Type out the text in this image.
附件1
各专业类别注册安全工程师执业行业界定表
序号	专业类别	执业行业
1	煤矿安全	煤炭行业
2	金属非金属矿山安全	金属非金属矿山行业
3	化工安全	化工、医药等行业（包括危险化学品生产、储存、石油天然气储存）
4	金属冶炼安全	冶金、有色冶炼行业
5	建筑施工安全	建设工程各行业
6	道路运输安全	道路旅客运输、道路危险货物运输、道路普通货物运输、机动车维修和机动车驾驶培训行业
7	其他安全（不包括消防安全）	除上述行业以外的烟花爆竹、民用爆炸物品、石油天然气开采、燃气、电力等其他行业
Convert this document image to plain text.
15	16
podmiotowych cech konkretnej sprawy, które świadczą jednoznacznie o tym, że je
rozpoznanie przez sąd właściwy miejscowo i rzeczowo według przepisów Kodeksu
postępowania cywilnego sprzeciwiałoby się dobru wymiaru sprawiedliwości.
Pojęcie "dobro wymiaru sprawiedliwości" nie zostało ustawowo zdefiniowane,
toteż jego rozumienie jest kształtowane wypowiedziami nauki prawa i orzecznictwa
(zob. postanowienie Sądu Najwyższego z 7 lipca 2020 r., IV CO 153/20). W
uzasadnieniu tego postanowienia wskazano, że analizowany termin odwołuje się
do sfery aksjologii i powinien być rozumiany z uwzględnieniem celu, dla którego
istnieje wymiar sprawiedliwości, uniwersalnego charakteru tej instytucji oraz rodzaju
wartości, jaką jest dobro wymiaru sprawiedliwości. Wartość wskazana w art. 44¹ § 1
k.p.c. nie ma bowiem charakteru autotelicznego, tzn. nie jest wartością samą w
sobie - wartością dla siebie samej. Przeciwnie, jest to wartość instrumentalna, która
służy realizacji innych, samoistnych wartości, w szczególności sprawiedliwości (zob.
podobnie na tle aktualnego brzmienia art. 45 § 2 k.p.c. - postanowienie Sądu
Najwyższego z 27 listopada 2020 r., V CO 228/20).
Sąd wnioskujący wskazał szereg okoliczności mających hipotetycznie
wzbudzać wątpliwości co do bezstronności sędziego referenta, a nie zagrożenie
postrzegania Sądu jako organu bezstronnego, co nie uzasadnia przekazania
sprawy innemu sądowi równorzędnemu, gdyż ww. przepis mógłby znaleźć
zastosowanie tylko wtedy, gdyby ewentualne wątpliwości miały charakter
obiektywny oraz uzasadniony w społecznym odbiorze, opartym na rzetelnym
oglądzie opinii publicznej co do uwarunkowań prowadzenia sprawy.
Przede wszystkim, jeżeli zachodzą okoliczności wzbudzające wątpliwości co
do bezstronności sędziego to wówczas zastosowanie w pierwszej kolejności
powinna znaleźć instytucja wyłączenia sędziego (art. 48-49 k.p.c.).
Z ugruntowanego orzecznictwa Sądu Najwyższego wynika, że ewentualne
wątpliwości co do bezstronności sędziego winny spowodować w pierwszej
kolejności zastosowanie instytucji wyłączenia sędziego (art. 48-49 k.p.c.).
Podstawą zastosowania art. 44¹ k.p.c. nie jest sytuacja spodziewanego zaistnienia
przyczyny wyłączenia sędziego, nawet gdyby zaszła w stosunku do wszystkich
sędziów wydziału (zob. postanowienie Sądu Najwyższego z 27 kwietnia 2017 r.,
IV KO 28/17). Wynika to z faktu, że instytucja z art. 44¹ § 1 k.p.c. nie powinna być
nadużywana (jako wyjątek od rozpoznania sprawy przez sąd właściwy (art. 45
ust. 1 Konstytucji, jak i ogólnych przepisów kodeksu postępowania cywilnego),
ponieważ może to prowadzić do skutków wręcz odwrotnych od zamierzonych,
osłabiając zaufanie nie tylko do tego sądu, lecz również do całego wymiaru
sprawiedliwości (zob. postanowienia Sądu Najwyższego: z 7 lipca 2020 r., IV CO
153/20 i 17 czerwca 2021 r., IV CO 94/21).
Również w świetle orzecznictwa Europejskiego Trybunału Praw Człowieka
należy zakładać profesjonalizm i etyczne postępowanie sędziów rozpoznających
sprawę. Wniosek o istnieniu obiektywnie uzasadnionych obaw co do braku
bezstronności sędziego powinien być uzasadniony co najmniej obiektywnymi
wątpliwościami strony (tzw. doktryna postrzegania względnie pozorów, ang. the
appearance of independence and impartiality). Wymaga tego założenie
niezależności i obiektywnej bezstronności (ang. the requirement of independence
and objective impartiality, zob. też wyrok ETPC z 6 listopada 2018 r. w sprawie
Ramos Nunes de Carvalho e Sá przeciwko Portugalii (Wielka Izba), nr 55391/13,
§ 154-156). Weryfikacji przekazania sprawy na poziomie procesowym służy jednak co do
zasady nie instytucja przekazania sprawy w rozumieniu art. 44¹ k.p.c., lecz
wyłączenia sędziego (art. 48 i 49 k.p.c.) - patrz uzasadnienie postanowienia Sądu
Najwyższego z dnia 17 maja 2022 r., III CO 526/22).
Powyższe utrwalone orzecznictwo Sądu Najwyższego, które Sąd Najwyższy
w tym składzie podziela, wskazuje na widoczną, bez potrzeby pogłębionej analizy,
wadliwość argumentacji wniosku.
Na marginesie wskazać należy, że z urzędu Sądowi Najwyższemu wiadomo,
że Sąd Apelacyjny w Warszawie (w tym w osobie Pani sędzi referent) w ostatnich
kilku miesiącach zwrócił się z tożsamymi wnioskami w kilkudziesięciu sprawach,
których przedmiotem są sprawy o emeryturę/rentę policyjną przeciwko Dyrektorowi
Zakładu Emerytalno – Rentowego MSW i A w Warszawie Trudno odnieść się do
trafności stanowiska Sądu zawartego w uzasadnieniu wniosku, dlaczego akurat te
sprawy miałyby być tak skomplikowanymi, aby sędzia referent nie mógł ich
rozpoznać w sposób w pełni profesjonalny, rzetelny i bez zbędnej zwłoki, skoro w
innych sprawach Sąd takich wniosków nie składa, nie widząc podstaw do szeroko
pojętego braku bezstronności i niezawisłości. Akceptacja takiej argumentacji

#### [Work required]
Track down every line holding the string "jako" and copy it.

#### [Solved problem]
postrzegania Sądu jako organu bezstronnego, co nie uzasadnia przekazania
nadużywana (jako wyjątek od rozpoznania sprawy przez sąd właściwy (art. 45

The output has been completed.